GIVEN EXERCISE
Transcribe the records below exactly.
# START OF ENTRIES
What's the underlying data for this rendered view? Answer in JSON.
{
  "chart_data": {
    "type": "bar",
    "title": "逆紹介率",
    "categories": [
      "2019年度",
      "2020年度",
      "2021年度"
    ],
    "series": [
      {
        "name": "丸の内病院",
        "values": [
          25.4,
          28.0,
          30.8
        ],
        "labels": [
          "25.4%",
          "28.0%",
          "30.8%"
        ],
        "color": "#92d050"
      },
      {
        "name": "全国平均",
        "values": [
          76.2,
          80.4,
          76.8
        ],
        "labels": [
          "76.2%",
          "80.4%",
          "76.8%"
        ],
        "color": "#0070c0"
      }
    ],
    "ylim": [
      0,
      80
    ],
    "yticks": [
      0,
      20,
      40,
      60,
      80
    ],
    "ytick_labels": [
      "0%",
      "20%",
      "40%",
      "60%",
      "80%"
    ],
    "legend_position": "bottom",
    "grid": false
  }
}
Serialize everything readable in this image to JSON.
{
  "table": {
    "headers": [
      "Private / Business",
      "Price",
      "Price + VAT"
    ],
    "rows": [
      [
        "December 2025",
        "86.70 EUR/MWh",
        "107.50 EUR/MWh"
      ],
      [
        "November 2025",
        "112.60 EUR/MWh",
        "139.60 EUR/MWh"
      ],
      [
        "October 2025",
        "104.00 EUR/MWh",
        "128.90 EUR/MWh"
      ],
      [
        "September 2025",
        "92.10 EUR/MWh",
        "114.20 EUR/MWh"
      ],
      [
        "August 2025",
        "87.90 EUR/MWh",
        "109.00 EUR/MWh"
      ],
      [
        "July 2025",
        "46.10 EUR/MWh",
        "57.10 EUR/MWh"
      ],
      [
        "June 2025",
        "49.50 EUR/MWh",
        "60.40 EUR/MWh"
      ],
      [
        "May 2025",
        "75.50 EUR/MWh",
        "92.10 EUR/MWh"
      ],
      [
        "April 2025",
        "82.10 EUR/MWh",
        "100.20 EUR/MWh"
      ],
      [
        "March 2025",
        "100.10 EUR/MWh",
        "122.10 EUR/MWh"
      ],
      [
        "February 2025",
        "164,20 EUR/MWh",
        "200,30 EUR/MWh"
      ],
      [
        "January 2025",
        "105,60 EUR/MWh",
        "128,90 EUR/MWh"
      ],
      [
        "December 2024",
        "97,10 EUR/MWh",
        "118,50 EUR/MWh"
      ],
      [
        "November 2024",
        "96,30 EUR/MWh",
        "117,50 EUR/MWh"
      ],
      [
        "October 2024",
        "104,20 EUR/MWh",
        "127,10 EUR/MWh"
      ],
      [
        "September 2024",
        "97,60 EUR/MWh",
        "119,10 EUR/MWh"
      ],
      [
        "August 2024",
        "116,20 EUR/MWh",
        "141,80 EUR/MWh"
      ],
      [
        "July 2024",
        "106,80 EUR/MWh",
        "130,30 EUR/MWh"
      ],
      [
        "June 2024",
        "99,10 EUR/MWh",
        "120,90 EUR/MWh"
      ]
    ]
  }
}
# END OF ENTRIES
ANSWER BELOW
What's the underlying data for this rendered view? Answer in JSON.
{
  "chart_data": {
    "type": "bar",
    "title": "逆紹介率",
    "categories": [
      "2019年度",
      "2020年度",
      "2021年度"
    ],
    "series": [
      {
        "name": "丸の内病院",
        "values": [
          25.4,
          28.0,
          30.8
        ],
        "labels": [
          "25.4%",
          "28.0%",
          "30.8%"
        ],
        "color": "#92d050"
      },
      {
        "name": "全国平均",
        "values": [
          76.2,
          80.4,
          76.8
        ],
        "labels": [
          "76.2%",
          "80.4%",
          "76.8%"
        ],
        "color": "#0070c0"
      }
    ],
    "ylim": [
      0,
      80
    ],
    "yticks": [
      0,
      20,
      40,
      60,
      80
    ],
    "ytick_labels": [
      "0%",
      "20%",
      "40%",
      "60%",
      "80%"
    ],
    "legend_position": "bottom",
    "grid": false
  }
}
Serialize everything readable in this image to JSON.
{
  "table": {
    "headers": [
      "Private / Business",
      "Price",
      "Price + VAT"
    ],
    "rows": [
      [
        "December 2025",
        "86.70 EUR/MWh",
        "107.50 EUR/MWh"
      ],
      [
        "November 2025",
        "112.60 EUR/MWh",
        "139.60 EUR/MWh"
      ],
      [
        "October 2025",
        "104.00 EUR/MWh",
        "128.90 EUR/MWh"
      ],
      [
        "September 2025",
        "92.10 EUR/MWh",
        "114.20 EUR/MWh"
      ],
      [
        "August 2025",
        "87.90 EUR/MWh",
        "109.00 EUR/MWh"
      ],
      [
        "July 2025",
        "46.10 EUR/MWh",
        "57.10 EUR/MWh"
      ],
      [
        "June 2025",
        "49.50 EUR/MWh",
        "60.40 EUR/MWh"
      ],
      [
        "May 2025",
        "75.50 EUR/MWh",
        "92.10 EUR/MWh"
      ],
      [
        "April 2025",
        "82.10 EUR/MWh",
        "100.20 EUR/MWh"
      ],
      [
        "March 2025",
        "100.10 EUR/MWh",
        "122.10 EUR/MWh"
      ],
      [
        "February 2025",
        "164,20 EUR/MWh",
        "200,30 EUR/MWh"
      ],
      [
        "January 2025",
        "105,60 EUR/MWh",
        "128,90 EUR/MWh"
      ],
      [
        "December 2024",
        "97,10 EUR/MWh",
        "118,50 EUR/MWh"
      ],
      [
        "November 2024",
        "96,30 EUR/MWh",
        "117,50 EUR/MWh"
      ],
      [
        "October 2024",
        "104,20 EUR/MWh",
        "127,10 EUR/MWh"
      ],
      [
        "September 2024",
        "97,60 EUR/MWh",
        "119,10 EUR/MWh"
      ],
      [
        "August 2024",
        "116,20 EUR/MWh",
        "141,80 EUR/MWh"
      ],
      [
        "July 2024",
        "106,80 EUR/MWh",
        "130,30 EUR/MWh"
      ],
      [
        "June 2024",
        "99,10 EUR/MWh",
        "120,90 EUR/MWh"
      ]
    ]
  }
}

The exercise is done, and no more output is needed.